== BRIEF ==
Write out the listing below exactly, and omit any images you find in it.

== DATASET EXTRACT ==
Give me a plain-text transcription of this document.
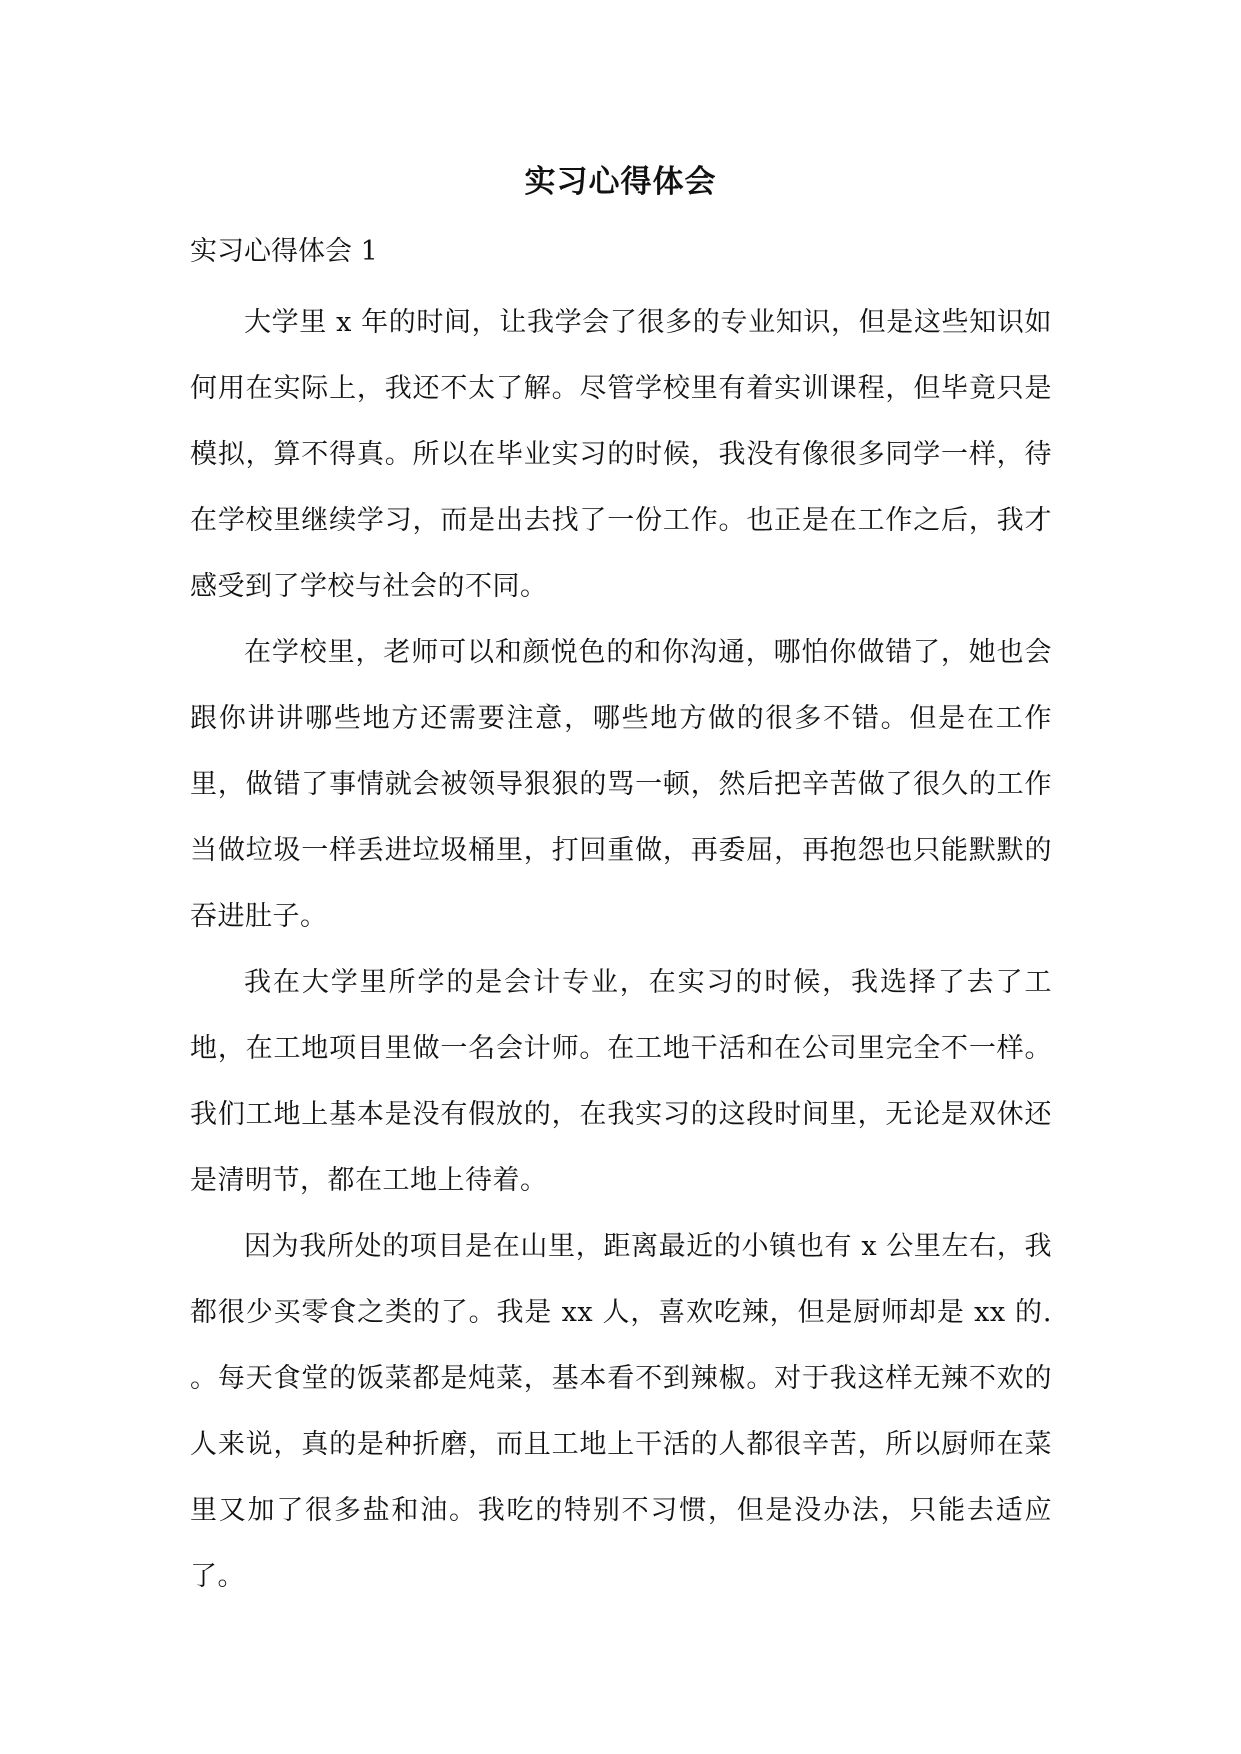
实习心得体会

实习心得体会 1

大学里 x 年的时间，让我学会了很多的专业知识，但是这些知识如何用在实际上，我还不太了解。尽管学校里有着实训课程，但毕竟只是模拟，算不得真。所以在毕业实习的时候，我没有像很多同学一样，待在学校里继续学习，而是出去找了一份工作。也正是在工作之后，我才感受到了学校与社会的不同。

在学校里，老师可以和颜悦色的和你沟通，哪怕你做错了，她也会跟你讲讲哪些地方还需要注意，哪些地方做的很多不错。但是在工作里，做错了事情就会被领导狠狠的骂一顿，然后把辛苦做了很久的工作当做垃圾一样丢进垃圾桶里，打回重做，再委屈，再抱怨也只能默默的吞进肚子。

我在大学里所学的是会计专业，在实习的时候，我选择了去了工地，在工地项目里做一名会计师。在工地干活和在公司里完全不一样。我们工地上基本是没有假放的，在我实习的这段时间里，无论是双休还是清明节，都在工地上待着。

因为我所处的项目是在山里，距离最近的小镇也有 x 公里左右，我都很少买零食之类的了。我是 xx 人，喜欢吃辣，但是厨师却是 xx 的. 。每天食堂的饭菜都是炖菜，基本看不到辣椒。对于我这样无辣不欢的人来说，真的是种折磨，而且工地上干活的人都很辛苦，所以厨师在菜里又加了很多盐和油。我吃的特别不习惯，但是没办法，只能去适应了。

== COMPLETE OUTPUT ==
Give me a plain-text transcription of this document.
实习心得体会

实习心得体会 1

大学里 x 年的时间，让我学会了很多的专业知识，但是这些知识如何用在实际上，我还不太了解。尽管学校里有着实训课程，但毕竟只是模拟，算不得真。所以在毕业实习的时候，我没有像很多同学一样，待在学校里继续学习，而是出去找了一份工作。也正是在工作之后，我才感受到了学校与社会的不同。

在学校里，老师可以和颜悦色的和你沟通，哪怕你做错了，她也会跟你讲讲哪些地方还需要注意，哪些地方做的很多不错。但是在工作里，做错了事情就会被领导狠狠的骂一顿，然后把辛苦做了很久的工作当做垃圾一样丢进垃圾桶里，打回重做，再委屈，再抱怨也只能默默的吞进肚子。

我在大学里所学的是会计专业，在实习的时候，我选择了去了工地，在工地项目里做一名会计师。在工地干活和在公司里完全不一样。我们工地上基本是没有假放的，在我实习的这段时间里，无论是双休还是清明节，都在工地上待着。

因为我所处的项目是在山里，距离最近的小镇也有 x 公里左右，我都很少买零食之类的了。我是 xx 人，喜欢吃辣，但是厨师却是 xx 的. 。每天食堂的饭菜都是炖菜，基本看不到辣椒。对于我这样无辣不欢的人来说，真的是种折磨，而且工地上干活的人都很辛苦，所以厨师在菜里又加了很多盐和油。我吃的特别不习惯，但是没办法，只能去适应了。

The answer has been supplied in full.